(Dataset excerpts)

──────────

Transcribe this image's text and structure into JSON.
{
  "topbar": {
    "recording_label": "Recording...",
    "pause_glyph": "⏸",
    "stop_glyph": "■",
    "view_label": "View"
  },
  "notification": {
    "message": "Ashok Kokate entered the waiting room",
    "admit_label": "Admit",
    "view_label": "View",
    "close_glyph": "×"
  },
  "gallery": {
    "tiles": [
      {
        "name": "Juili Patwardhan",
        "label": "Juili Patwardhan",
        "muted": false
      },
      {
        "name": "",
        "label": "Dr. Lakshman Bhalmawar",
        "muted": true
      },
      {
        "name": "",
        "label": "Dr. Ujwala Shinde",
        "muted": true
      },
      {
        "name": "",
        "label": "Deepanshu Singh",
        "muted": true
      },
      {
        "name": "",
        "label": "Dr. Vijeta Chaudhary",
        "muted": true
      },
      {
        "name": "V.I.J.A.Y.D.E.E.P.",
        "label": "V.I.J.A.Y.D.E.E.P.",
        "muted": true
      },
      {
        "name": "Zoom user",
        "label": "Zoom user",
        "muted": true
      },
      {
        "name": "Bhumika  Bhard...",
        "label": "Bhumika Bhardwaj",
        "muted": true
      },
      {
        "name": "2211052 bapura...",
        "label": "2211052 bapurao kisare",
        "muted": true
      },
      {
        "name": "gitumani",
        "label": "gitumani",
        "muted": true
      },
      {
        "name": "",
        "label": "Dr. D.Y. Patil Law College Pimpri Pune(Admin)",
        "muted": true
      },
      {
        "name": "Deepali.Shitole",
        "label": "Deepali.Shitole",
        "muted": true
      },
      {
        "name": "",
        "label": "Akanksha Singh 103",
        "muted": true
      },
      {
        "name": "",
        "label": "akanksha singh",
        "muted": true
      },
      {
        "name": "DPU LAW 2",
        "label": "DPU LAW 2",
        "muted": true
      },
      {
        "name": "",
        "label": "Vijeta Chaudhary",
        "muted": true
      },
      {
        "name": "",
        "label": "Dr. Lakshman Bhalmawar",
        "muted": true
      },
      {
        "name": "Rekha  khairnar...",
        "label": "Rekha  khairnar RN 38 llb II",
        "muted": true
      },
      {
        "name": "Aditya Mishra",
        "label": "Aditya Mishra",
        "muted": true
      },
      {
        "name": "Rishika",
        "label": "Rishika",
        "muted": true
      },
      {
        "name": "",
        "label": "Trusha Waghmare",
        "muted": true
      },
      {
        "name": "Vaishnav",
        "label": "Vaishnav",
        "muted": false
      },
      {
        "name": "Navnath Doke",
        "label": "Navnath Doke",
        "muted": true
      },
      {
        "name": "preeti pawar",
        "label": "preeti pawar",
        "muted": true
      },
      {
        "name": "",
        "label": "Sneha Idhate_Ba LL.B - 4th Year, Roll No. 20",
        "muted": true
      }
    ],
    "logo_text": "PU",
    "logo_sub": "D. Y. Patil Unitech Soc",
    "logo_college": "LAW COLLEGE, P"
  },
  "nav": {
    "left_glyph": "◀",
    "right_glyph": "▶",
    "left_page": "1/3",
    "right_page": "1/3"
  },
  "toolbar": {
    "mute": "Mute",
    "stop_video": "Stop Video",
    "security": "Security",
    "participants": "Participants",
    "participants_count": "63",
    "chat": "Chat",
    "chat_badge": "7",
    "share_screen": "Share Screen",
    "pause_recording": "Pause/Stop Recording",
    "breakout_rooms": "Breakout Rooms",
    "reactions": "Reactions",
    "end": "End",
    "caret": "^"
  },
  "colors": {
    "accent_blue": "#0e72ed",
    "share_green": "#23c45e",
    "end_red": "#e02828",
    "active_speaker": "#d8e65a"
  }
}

──────────

__Goal of the exercise__
Take the material above and return all of it exactly.

__Answer__
Transcribe this image's text and structure into JSON.
{
  "topbar": {
    "recording_label": "Recording...",
    "pause_glyph": "⏸",
    "stop_glyph": "■",
    "view_label": "View"
  },
  "notification": {
    "message": "Ashok Kokate entered the waiting room",
    "admit_label": "Admit",
    "view_label": "View",
    "close_glyph": "×"
  },
  "gallery": {
    "tiles": [
      {
        "name": "Juili Patwardhan",
        "label": "Juili Patwardhan",
        "muted": false
      },
      {
        "name": "",
        "label": "Dr. Lakshman Bhalmawar",
        "muted": true
      },
      {
        "name": "",
        "label": "Dr. Ujwala Shinde",
        "muted": true
      },
      {
        "name": "",
        "label": "Deepanshu Singh",
        "muted": true
      },
      {
        "name": "",
        "label": "Dr. Vijeta Chaudhary",
        "muted": true
      },
      {
        "name": "V.I.J.A.Y.D.E.E.P.",
        "label": "V.I.J.A.Y.D.E.E.P.",
        "muted": true
      },
      {
        "name": "Zoom user",
        "label": "Zoom user",
        "muted": true
      },
      {
        "name": "Bhumika  Bhard...",
        "label": "Bhumika Bhardwaj",
        "muted": true
      },
      {
        "name": "2211052 bapura...",
        "label": "2211052 bapurao kisare",
        "muted": true
      },
      {
        "name": "gitumani",
        "label": "gitumani",
        "muted": true
      },
      {
        "name": "",
        "label": "Dr. D.Y. Patil Law College Pimpri Pune(Admin)",
        "muted": true
      },
      {
        "name": "Deepali.Shitole",
        "label": "Deepali.Shitole",
        "muted": true
      },
      {
        "name": "",
        "label": "Akanksha Singh 103",
        "muted": true
      },
      {
        "name": "",
        "label": "akanksha singh",
        "muted": true
      },
      {
        "name": "DPU LAW 2",
        "label": "DPU LAW 2",
        "muted": true
      },
      {
        "name": "",
        "label": "Vijeta Chaudhary",
        "muted": true
      },
      {
        "name": "",
        "label": "Dr. Lakshman Bhalmawar",
        "muted": true
      },
      {
        "name": "Rekha  khairnar...",
        "label": "Rekha  khairnar RN 38 llb II",
        "muted": true
      },
      {
        "name": "Aditya Mishra",
        "label": "Aditya Mishra",
        "muted": true
      },
      {
        "name": "Rishika",
        "label": "Rishika",
        "muted": true
      },
      {
        "name": "",
        "label": "Trusha Waghmare",
        "muted": true
      },
      {
        "name": "Vaishnav",
        "label": "Vaishnav",
        "muted": false
      },
      {
        "name": "Navnath Doke",
        "label": "Navnath Doke",
        "muted": true
      },
      {
        "name": "preeti pawar",
        "label": "preeti pawar",
        "muted": true
      },
      {
        "name": "",
        "label": "Sneha Idhate_Ba LL.B - 4th Year, Roll No. 20",
        "muted": true
      }
    ],
    "logo_text": "PU",
    "logo_sub": "D. Y. Patil Unitech Soc",
    "logo_college": "LAW COLLEGE, P"
  },
  "nav": {
    "left_glyph": "◀",
    "right_glyph": "▶",
    "left_page": "1/3",
    "right_page": "1/3"
  },
  "toolbar": {
    "mute": "Mute",
    "stop_video": "Stop Video",
    "security": "Security",
    "participants": "Participants",
    "participants_count": "63",
    "chat": "Chat",
    "chat_badge": "7",
    "share_screen": "Share Screen",
    "pause_recording": "Pause/Stop Recording",
    "breakout_rooms": "Breakout Rooms",
    "reactions": "Reactions",
    "end": "End",
    "caret": "^"
  },
  "colors": {
    "accent_blue": "#0e72ed",
    "share_green": "#23c45e",
    "end_red": "#e02828",
    "active_speaker": "#d8e65a"
  }
}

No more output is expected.